:: Vorliegender Auszug ::
Kleid: Peopletree (bio & fair), Strumpfhose: Swedish Stockings (aus recyceltem Garn), Socken: Dedicated (bio & fair), Schuhe: Vegetarian Shoes (fair produziert). Foto by Julia Pommerenke
Es ist morgens 7:30 Uhr und ich stehe, von einem auf den anderen Fuß steigend, unruhig vor meinem Kleiderschrank, der aus allen Nähten platzt. "Was ziehe ich nur an?" rauscht es mir immer wieder durch den Kopf. Heute Vormittag die Präsentation vor dem ganzen Team, heute Abend ein Date mit einer guten Freundin, die ich schon lange nicht gesehen habe. Meine Hände fliegen über die Kleiderbügel. Das blaue Langarm Kleid vielleicht? Aber das schneidet am Bauch immer so ein, also vielleicht doch nicht so gut für so einen langen Tag. Die nude-farbene, leicht transparente Bluse vielleicht, die sieht doch edel aus. Aber andererseits, in diesem Polyester Stoff schwitzt man so schnell. Ich wühle mich durch die T-Shirt-Stapel und halte mir eins nach dem anderen vor die Brust. Ok, das dunkelgrüne Shirt mit der Raffung hatte ich schon lange nicht mehr an, das ist doch eigentlich ganz hübsch. Nur welche Weste dazu?? Keine passt so richtig zu diesem Schnitt und überhaupt, zu der Farbe. Unzufrieden starre ich auf den Klamottenberg, den ich schon auf die Couch geworfen habe, schiele auf die Uhr, die mittlerweile schon auf 7:40 Uhr gezogen ist, und überlege nochmal, ob mein schwarzes Kleid eigentlich gerade im Wäschekorb ist oder in dem Kleiderhaufen im Bad. Dann entscheide ich mich kurzer Hand für die gleiche Jeans wie gestern und dazu den dunklen Pulli. Und nehme mir vor, dringend meinen Schrank auszumisten, damit ich nicht jeden Morgen dieses Déjà-Vu durchlebe....
Hallo, ich bin Corinna aus Stuttgart, und ich habe die Ehre, heute einen Gastbeitrag auf Verenas Blog zu schreiben. Normalerweise blogge ich auf www.kissenundkarma.de über faire Mode, (Eco-)Interior Design und einen nachhaltigen Lifestyle im Allgemeinen. Die Situation oben beschreibt aber ganz gut, wie ich vor ca. 4-5 Jahren oft in den Tag gestartet bin - mit einem viel zu vollen Schrank und der ewig wiederkehrenden Frage, die sich wohl jede Frau unzählige Male im Laufe ihres Lebens stellt: Was soll ich heute anziehen?

:: Aufgabenstellung ::
Greife den Gastbeitrag über den übervollen Kleiderschrank und faire Mode auf und schreibe ihn im Anschluss an den letzten Satz weiter. Die Auflistung wird für die Bearbeitung nicht gebraucht.

:: Extrahierte Informationen ::
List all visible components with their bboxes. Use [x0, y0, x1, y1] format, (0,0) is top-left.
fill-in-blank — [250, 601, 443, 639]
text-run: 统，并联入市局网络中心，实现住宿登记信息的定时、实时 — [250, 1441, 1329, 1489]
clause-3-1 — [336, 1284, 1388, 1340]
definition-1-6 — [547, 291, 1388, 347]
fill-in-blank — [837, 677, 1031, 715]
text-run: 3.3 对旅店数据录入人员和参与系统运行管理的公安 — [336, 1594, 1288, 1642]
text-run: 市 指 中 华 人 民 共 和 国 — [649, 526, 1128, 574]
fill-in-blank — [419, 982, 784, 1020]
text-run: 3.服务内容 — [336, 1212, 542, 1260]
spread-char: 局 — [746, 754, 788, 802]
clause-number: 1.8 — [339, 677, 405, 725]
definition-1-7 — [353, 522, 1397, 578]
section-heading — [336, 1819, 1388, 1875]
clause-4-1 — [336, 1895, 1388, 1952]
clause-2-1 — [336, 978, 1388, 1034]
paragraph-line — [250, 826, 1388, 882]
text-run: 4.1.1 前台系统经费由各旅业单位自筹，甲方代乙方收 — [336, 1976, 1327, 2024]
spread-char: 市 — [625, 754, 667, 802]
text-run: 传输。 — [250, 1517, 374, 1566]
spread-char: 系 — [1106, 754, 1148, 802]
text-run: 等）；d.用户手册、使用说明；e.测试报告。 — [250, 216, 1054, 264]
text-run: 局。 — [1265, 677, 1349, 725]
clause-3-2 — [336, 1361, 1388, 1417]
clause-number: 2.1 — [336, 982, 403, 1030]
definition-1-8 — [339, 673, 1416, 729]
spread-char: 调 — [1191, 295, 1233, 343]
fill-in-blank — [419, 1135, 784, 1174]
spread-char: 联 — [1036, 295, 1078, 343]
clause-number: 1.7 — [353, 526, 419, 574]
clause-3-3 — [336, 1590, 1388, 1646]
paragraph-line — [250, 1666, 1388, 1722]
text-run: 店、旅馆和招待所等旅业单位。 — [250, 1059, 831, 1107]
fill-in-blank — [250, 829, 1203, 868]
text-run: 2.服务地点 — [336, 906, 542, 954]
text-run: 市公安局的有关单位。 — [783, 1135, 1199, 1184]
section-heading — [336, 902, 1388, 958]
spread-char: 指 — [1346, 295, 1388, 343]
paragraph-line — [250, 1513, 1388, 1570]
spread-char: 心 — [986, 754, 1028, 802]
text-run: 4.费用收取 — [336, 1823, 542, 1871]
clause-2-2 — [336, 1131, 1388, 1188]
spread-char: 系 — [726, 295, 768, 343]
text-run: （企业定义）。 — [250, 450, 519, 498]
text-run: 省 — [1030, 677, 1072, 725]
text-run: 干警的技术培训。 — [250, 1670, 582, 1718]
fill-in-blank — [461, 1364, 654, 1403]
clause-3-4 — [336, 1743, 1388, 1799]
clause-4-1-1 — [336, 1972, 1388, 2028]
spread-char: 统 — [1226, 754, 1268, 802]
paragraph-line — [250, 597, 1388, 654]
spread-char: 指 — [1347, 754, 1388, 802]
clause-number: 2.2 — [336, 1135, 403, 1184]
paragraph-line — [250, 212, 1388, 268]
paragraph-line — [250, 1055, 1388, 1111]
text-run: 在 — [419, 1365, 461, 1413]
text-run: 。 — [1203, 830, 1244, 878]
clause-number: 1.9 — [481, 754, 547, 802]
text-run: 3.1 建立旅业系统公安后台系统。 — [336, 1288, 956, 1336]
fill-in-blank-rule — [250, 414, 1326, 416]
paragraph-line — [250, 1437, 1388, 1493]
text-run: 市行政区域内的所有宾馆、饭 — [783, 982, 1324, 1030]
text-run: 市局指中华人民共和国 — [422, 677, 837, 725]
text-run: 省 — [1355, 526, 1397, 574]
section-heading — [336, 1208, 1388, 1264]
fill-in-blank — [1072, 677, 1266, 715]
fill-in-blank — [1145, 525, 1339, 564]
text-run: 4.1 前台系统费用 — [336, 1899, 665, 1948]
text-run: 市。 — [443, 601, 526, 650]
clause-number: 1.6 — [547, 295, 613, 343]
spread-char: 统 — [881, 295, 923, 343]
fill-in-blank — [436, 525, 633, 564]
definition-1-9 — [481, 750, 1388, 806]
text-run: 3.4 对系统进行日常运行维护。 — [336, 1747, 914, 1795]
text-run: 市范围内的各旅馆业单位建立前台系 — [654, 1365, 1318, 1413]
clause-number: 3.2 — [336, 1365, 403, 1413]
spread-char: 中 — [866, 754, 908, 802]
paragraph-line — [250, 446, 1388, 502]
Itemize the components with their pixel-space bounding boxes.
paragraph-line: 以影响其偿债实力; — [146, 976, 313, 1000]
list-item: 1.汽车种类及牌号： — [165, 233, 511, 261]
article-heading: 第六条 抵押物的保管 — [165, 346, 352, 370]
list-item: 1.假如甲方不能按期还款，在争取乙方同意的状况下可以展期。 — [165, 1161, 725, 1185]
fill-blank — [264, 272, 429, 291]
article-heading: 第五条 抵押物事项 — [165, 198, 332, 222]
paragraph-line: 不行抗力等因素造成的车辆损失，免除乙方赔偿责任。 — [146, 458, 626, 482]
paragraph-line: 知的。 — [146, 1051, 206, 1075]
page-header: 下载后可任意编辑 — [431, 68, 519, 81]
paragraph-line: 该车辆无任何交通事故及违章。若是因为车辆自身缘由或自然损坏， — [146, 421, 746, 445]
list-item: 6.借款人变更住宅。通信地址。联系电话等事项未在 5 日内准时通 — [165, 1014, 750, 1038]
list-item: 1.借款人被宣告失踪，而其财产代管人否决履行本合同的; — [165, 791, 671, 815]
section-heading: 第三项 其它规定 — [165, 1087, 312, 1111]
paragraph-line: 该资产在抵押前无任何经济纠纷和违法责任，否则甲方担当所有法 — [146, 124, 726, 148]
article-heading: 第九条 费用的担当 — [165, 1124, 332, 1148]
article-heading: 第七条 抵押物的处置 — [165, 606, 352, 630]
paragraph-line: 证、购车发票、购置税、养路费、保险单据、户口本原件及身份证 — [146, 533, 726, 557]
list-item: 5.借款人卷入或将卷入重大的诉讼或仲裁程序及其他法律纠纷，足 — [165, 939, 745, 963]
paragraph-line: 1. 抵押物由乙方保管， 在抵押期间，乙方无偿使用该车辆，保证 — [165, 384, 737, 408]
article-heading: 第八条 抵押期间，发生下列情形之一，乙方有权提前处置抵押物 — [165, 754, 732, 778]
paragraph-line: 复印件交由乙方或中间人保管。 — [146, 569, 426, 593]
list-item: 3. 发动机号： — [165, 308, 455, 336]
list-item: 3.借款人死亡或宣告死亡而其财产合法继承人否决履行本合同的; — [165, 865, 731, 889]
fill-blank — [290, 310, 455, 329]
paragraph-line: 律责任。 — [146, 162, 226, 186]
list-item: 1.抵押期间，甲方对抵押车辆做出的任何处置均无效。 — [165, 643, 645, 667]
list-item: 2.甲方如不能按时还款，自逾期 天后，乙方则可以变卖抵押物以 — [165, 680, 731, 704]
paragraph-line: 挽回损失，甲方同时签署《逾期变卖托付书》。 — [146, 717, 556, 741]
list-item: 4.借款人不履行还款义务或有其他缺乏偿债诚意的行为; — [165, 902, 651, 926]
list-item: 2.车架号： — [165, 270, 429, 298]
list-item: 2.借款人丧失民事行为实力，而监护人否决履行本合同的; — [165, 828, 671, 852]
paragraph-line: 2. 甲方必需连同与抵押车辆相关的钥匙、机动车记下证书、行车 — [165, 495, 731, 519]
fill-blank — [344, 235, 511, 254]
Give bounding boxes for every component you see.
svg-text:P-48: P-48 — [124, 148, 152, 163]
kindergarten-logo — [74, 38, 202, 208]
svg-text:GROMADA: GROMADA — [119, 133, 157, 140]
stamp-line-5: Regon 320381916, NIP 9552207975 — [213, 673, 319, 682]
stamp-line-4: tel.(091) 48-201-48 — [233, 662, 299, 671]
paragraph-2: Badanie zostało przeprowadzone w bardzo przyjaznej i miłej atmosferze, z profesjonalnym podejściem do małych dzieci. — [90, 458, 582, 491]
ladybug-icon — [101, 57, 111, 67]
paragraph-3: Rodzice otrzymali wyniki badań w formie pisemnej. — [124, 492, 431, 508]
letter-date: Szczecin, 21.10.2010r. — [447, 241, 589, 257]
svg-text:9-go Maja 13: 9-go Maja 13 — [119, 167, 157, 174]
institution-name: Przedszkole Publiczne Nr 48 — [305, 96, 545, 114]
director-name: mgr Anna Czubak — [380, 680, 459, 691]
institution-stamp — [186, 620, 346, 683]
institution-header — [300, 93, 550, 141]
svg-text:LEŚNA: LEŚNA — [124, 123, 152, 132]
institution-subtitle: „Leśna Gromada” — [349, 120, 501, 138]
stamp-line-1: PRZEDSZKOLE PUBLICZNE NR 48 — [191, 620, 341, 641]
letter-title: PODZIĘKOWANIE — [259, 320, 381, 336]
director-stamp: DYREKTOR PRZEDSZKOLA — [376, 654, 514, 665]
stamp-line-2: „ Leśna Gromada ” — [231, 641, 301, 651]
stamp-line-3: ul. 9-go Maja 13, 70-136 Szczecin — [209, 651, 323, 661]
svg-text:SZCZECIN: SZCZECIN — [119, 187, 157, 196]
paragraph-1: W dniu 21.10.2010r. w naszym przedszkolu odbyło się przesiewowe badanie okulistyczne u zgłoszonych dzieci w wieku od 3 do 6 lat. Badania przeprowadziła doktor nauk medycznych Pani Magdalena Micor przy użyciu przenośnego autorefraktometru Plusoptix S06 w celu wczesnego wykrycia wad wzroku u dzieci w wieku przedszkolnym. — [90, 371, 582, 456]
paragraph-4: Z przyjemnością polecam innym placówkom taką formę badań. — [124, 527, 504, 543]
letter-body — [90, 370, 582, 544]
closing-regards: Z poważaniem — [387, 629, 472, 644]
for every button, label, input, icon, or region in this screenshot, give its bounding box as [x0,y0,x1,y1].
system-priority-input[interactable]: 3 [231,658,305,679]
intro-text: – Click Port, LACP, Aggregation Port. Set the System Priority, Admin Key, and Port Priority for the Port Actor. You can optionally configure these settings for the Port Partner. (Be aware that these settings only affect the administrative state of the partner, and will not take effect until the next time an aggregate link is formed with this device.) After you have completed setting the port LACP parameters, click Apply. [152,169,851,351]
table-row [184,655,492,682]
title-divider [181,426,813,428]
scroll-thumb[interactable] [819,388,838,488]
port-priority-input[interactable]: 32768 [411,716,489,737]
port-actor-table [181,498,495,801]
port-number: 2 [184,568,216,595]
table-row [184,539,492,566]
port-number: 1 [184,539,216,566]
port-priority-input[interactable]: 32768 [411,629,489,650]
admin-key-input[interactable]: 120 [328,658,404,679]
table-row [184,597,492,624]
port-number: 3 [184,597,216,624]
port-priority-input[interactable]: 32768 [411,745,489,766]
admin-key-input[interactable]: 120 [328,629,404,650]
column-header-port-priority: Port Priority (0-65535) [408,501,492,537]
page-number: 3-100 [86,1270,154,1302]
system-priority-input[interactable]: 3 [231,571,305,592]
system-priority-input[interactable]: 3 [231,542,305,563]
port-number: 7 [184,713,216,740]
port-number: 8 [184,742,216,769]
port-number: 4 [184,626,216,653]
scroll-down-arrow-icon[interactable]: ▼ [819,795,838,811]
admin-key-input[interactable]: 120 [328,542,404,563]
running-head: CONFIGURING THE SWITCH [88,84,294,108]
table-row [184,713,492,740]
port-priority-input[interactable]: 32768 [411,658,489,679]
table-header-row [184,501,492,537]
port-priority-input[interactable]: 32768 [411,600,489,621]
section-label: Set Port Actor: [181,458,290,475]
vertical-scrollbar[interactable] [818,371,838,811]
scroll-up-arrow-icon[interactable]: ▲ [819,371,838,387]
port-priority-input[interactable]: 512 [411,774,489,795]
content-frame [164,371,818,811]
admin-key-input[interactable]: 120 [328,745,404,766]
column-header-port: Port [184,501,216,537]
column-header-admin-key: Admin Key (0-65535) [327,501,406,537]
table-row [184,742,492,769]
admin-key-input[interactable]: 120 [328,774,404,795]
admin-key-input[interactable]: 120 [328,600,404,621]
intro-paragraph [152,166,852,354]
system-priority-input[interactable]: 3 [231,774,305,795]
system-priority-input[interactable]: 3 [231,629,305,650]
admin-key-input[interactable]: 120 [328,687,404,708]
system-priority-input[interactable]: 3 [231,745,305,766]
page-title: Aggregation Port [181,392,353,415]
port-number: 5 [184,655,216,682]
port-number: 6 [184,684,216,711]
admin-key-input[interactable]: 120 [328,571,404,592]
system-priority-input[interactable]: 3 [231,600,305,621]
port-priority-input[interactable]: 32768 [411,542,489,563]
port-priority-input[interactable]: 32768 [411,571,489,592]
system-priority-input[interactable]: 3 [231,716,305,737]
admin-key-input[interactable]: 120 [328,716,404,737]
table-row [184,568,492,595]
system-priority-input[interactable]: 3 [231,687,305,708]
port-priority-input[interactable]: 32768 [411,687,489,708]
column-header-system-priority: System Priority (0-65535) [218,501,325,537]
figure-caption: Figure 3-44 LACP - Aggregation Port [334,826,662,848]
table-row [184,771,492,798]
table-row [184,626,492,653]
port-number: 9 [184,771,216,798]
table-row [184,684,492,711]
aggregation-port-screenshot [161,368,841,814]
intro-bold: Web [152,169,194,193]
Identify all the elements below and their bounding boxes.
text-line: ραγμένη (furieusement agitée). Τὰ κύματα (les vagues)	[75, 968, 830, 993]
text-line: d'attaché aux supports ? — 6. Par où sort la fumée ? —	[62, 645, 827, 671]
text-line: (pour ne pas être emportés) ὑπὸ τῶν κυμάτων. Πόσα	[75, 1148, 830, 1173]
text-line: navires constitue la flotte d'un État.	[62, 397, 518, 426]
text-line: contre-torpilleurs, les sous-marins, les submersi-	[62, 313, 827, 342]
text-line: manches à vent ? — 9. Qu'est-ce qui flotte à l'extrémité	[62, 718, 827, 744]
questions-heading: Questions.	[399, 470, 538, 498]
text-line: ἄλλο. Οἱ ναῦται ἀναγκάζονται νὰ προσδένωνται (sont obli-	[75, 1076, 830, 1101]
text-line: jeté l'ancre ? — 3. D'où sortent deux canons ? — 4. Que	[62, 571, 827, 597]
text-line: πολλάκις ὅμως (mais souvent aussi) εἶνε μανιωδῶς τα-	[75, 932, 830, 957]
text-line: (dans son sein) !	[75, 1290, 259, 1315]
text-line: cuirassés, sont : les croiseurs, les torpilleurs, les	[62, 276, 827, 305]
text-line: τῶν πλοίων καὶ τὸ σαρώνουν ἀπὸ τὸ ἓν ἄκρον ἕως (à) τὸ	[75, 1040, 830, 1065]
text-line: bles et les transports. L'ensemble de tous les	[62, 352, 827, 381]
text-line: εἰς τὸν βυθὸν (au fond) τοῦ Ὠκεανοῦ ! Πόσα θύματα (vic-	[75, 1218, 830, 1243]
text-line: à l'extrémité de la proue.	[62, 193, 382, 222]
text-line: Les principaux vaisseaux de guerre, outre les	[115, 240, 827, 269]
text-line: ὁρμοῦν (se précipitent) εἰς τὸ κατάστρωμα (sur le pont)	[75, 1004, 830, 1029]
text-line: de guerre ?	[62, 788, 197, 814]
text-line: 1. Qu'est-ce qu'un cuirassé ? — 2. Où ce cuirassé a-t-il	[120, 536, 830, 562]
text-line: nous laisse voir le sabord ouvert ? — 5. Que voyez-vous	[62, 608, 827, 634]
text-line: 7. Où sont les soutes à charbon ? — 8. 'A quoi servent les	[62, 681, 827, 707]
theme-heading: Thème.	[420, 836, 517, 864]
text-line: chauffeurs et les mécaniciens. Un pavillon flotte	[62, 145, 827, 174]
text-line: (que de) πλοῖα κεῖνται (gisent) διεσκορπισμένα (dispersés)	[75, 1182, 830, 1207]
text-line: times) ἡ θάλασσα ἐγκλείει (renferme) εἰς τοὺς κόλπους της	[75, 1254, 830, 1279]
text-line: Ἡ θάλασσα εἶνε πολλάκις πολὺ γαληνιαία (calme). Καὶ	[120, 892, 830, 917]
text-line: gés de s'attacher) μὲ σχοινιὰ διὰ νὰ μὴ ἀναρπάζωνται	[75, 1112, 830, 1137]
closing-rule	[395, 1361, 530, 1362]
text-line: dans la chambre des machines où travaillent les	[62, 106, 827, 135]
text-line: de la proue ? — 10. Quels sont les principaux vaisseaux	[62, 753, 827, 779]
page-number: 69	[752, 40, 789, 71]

:: Ergebnis der Übung ::
Mittlerweile geht es mir damit schon viel besser, denn mein Schrank hat sich deutlich reduziert und die einzelnen Stücke sind weniger, aber hochwertiger geworden. Zum einen gefrustet von der Qual der Wahl und zum anderen erschrocken über die entsetzlichen Bedingungen, unter denen die meisten meiner Kleidungsstücke wohl hergestellt wurden, kam ich Anfang 2015 erst mal zu einem mehrmonatigen Konsum-Stopp. Falls du die Doku "The True Cost" noch nicht gesehen hast, kann ich sie dir nur wirklich sehr ans Herz legen, denn sie beleuchtet sehr eindrucksvoll, wie die heutige Modeindustrie dank der Globalisierung funktioniert und wie es möglich ist, dass wir nicht nur bei Primark, sondern auch bei H&M, Mango und Zara Shirts für unter 10€ kaufen können. Nachdem ich diesen Film gesehen hatte, wurde mir klar: Ich muss mein Konsumverhalten verändern. Ich bin eine von Hunderttausenden, die die Nachfrage nach noch mehr Billigkleidung ankurbelt. Aber jetzt wo ich weiß, welche Bedingungen herrschen, wird mir fast schlecht davon, wenn ich in meinen Schrank schaue. Ich will nicht mehr dazu beitragen, dass Frauen und Mädchen wie du und ich in Asien ausgebeutet werden, bis zu 16 Stunden am Tag in einer schmutzigen, baufälligen Fabrik zu einem absoluten Niedriglohn nähen, nur damit ich mir noch ein vermeintliches Must-Have kaufen kann, welches dann doch kurze Zeit später undankbar in meinem Schrank liegt.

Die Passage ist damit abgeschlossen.